Data lines:
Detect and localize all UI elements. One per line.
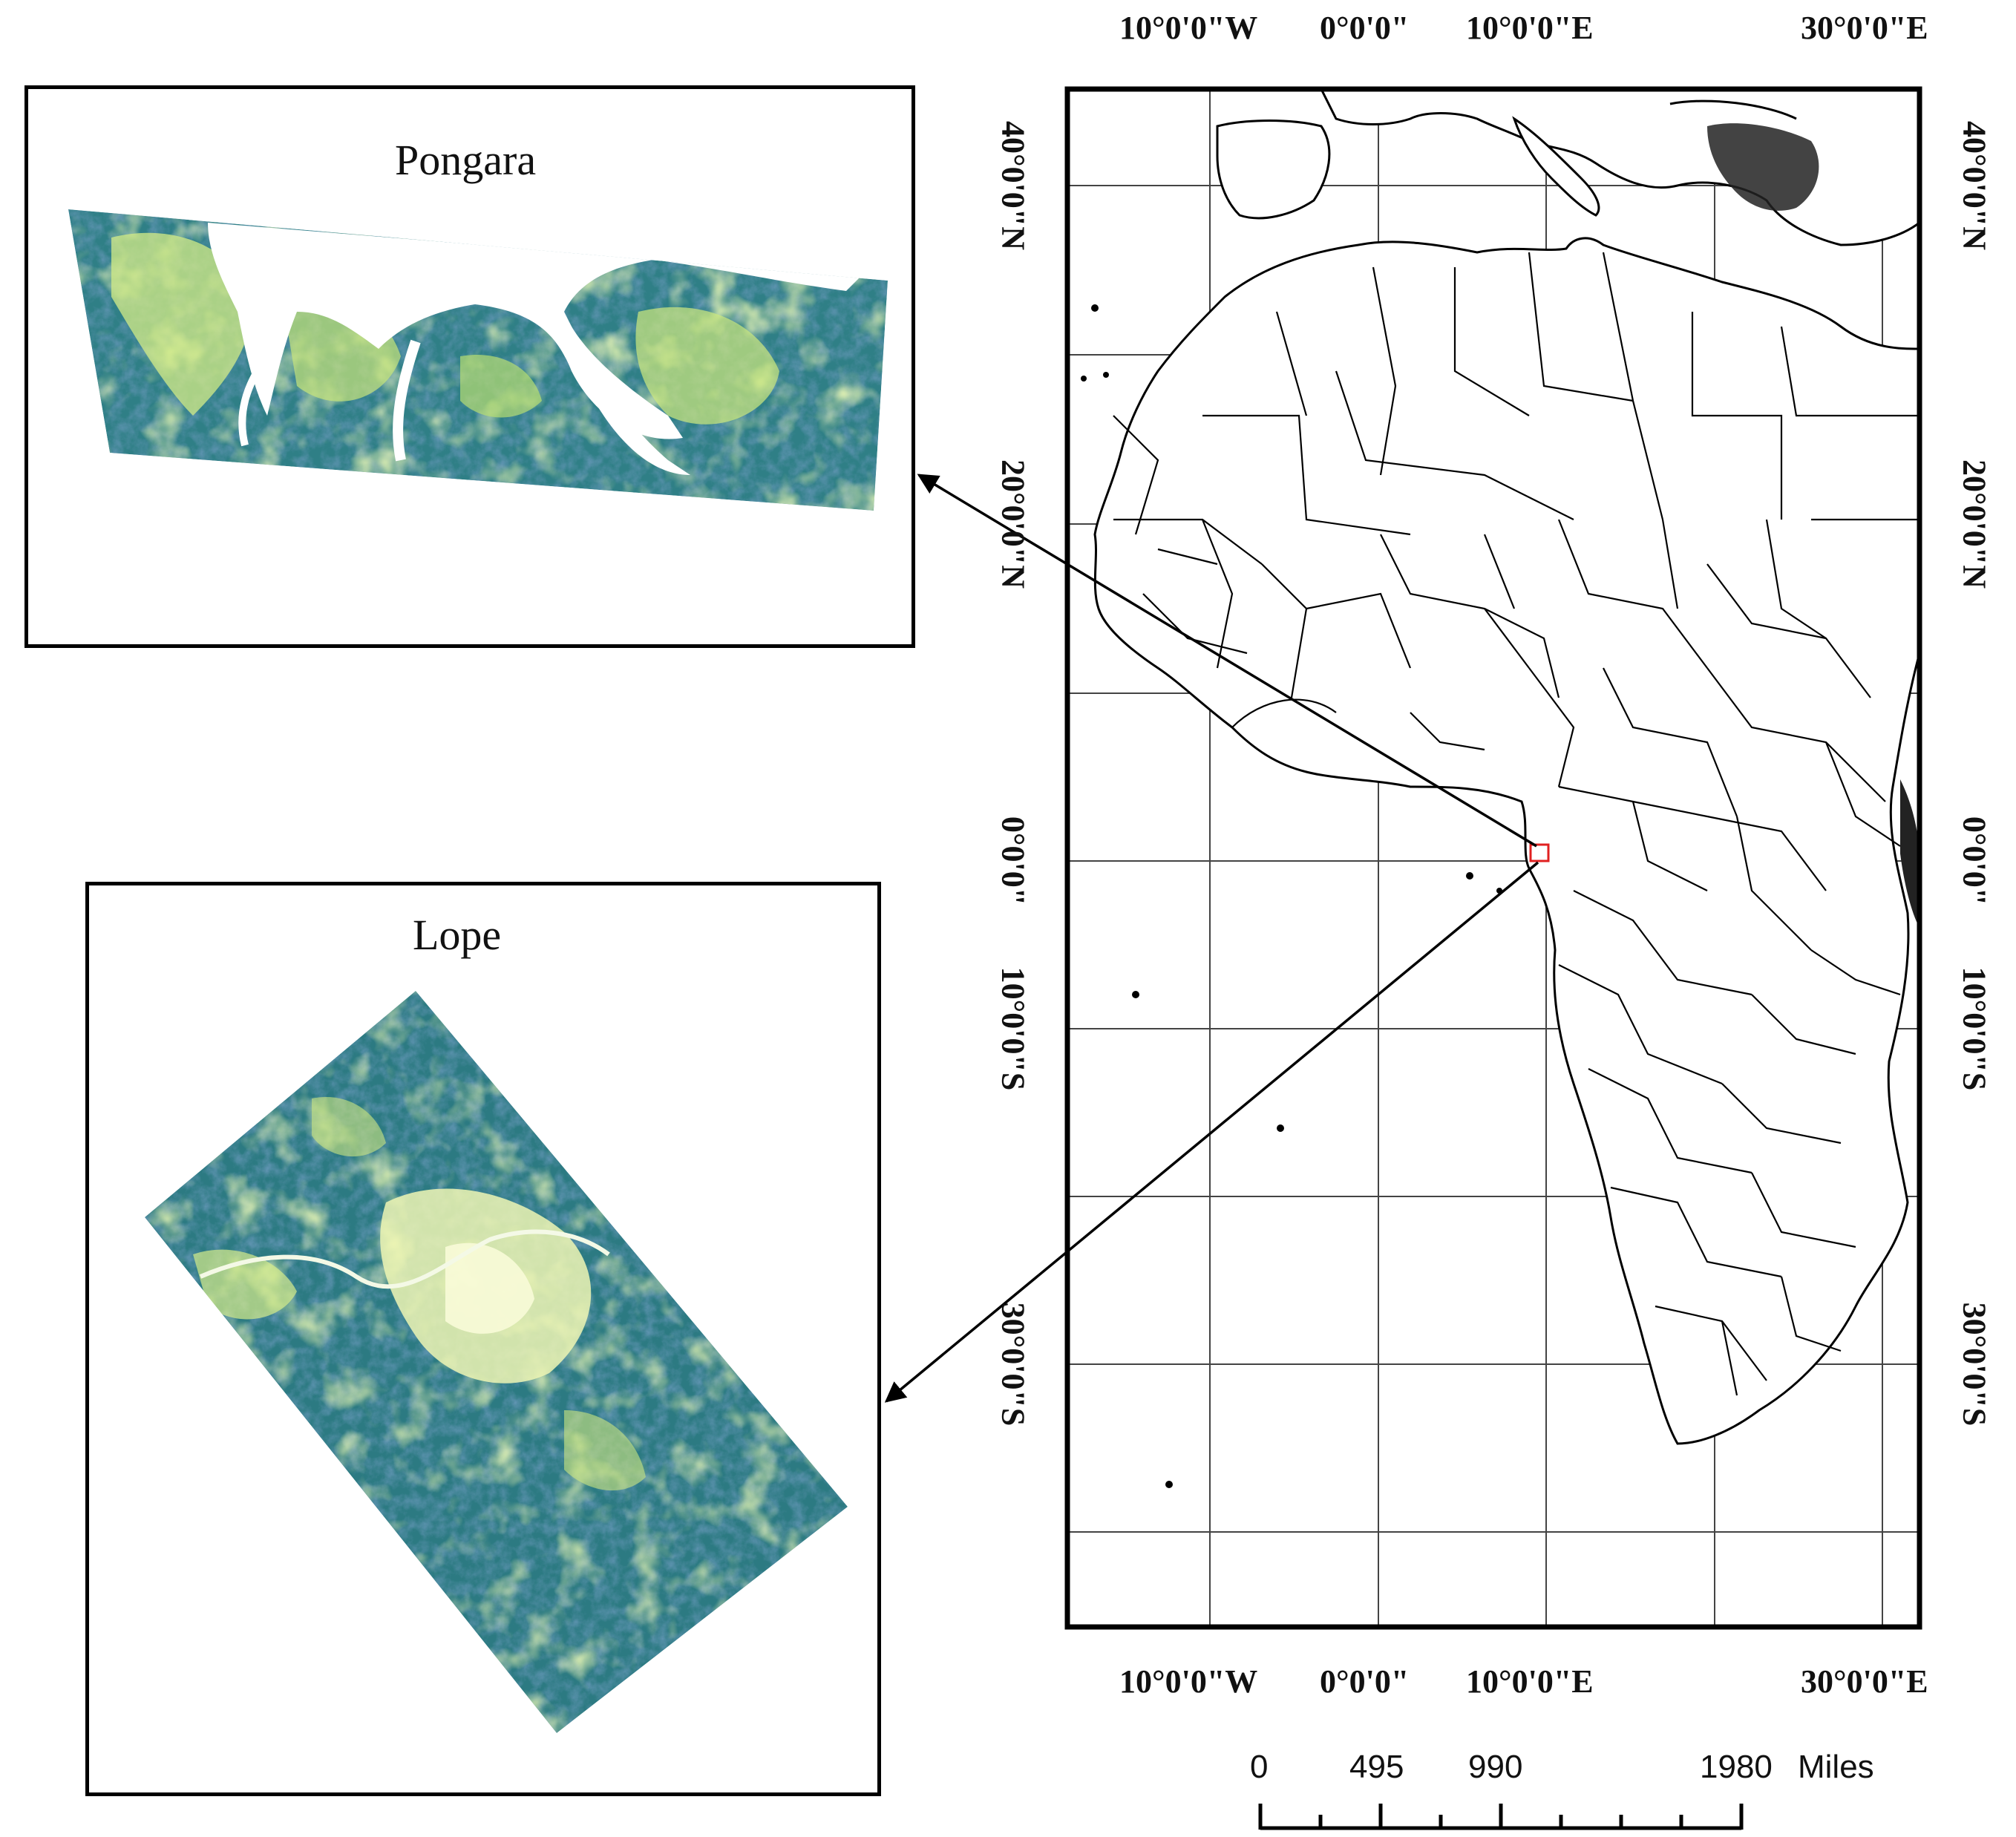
lope-inset-frame — [85, 882, 881, 1796]
lat-label-right-30s: 30°0'0"S — [1956, 1302, 1993, 1427]
scale-tick-0: 0 — [1250, 1749, 1269, 1785]
scale-tick-990: 990 — [1468, 1749, 1523, 1785]
lope-title: Lope — [413, 911, 502, 959]
pongara-image — [68, 209, 888, 511]
lon-label-bottom-10w: 10°0'0"W — [1119, 1663, 1258, 1700]
italy-outline — [1512, 116, 1600, 217]
lon-label-bottom-10e: 10°0'0"E — [1466, 1663, 1594, 1700]
lat-label-right-20n: 20°0'0"N — [1956, 459, 1993, 589]
lat-label-right-10s: 10°0'0"S — [1956, 966, 1993, 1091]
lat-label-left-0: 0°0'0" — [995, 816, 1032, 906]
pongara-title: Pongara — [395, 136, 537, 184]
lat-label-right-40n: 40°0'0"N — [1956, 120, 1993, 251]
lat-label-left-30s: 30°0'0"S — [995, 1302, 1032, 1427]
lat-label-right-0: 0°0'0" — [1956, 816, 1993, 906]
scale-tick-1980: 1980 — [1700, 1749, 1773, 1785]
lon-label-top-30e: 30°0'0"E — [1801, 10, 1928, 46]
lon-label-bottom-0: 0°0'0" — [1320, 1663, 1410, 1700]
study-area-marker — [1529, 843, 1550, 862]
iberia-outline — [1216, 119, 1331, 220]
africa-outline — [1093, 237, 1920, 1445]
greece-balkans — [1707, 123, 1819, 211]
lon-label-top-10e: 10°0'0"E — [1466, 10, 1594, 46]
admin-boundaries — [1113, 252, 1920, 1396]
map-frame — [1064, 86, 1922, 1630]
scale-unit: Miles — [1798, 1749, 1874, 1785]
scale-tick-495: 495 — [1349, 1749, 1404, 1785]
arrow-to-lope — [884, 861, 1539, 1403]
lon-label-bottom-30e: 30°0'0"E — [1801, 1663, 1928, 1700]
africa-map — [1064, 86, 1922, 1630]
lat-label-left-10s: 10°0'0"S — [995, 966, 1032, 1091]
pongara-inset-frame — [24, 85, 915, 648]
lon-label-top-0: 0°0'0" — [1320, 10, 1410, 46]
lat-label-left-20n: 20°0'0"N — [995, 459, 1032, 589]
arrow-to-pongara — [917, 474, 1537, 848]
lon-label-top-10w: 10°0'0"W — [1119, 10, 1258, 46]
lope-image — [145, 991, 848, 1733]
scale-bar — [1258, 1804, 1744, 1830]
lat-label-left-40n: 40°0'0"N — [995, 120, 1032, 251]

Directive: Can you copy all the records above word for word, leaving out the pictures?

Written answer:
Detect and localize all UI elements. One per line.
lope-inset-frame — [85, 882, 881, 1796]
lat-label-right-30s: 30°0'0"S — [1956, 1302, 1993, 1427]
scale-tick-0: 0 — [1250, 1749, 1269, 1785]
scale-tick-990: 990 — [1468, 1749, 1523, 1785]
lope-title: Lope — [413, 911, 502, 959]
pongara-image — [68, 209, 888, 511]
lon-label-bottom-10w: 10°0'0"W — [1119, 1663, 1258, 1700]
italy-outline — [1512, 116, 1600, 217]
lon-label-bottom-10e: 10°0'0"E — [1466, 1663, 1594, 1700]
lat-label-right-20n: 20°0'0"N — [1956, 459, 1993, 589]
lat-label-right-10s: 10°0'0"S — [1956, 966, 1993, 1091]
lat-label-left-0: 0°0'0" — [995, 816, 1032, 906]
pongara-title: Pongara — [395, 136, 537, 184]
lat-label-right-40n: 40°0'0"N — [1956, 120, 1993, 251]
lat-label-left-30s: 30°0'0"S — [995, 1302, 1032, 1427]
lat-label-right-0: 0°0'0" — [1956, 816, 1993, 906]
scale-tick-1980: 1980 — [1700, 1749, 1773, 1785]
lon-label-top-30e: 30°0'0"E — [1801, 10, 1928, 46]
lon-label-bottom-0: 0°0'0" — [1320, 1663, 1410, 1700]
study-area-marker — [1529, 843, 1550, 862]
iberia-outline — [1216, 119, 1331, 220]
africa-outline — [1093, 237, 1920, 1445]
greece-balkans — [1707, 123, 1819, 211]
lon-label-top-10e: 10°0'0"E — [1466, 10, 1594, 46]
admin-boundaries — [1113, 252, 1920, 1396]
map-frame — [1064, 86, 1922, 1630]
scale-unit: Miles — [1798, 1749, 1874, 1785]
scale-tick-495: 495 — [1349, 1749, 1404, 1785]
arrow-to-lope — [884, 861, 1539, 1403]
lon-label-bottom-30e: 30°0'0"E — [1801, 1663, 1928, 1700]
africa-map — [1064, 86, 1922, 1630]
lat-label-left-10s: 10°0'0"S — [995, 966, 1032, 1091]
pongara-inset-frame — [24, 85, 915, 648]
lon-label-top-0: 0°0'0" — [1320, 10, 1410, 46]
lat-label-left-20n: 20°0'0"N — [995, 459, 1032, 589]
arrow-to-pongara — [917, 474, 1537, 848]
lon-label-top-10w: 10°0'0"W — [1119, 10, 1258, 46]
lope-image — [145, 991, 848, 1733]
scale-bar — [1258, 1804, 1744, 1830]
lat-label-left-40n: 40°0'0"N — [995, 120, 1032, 251]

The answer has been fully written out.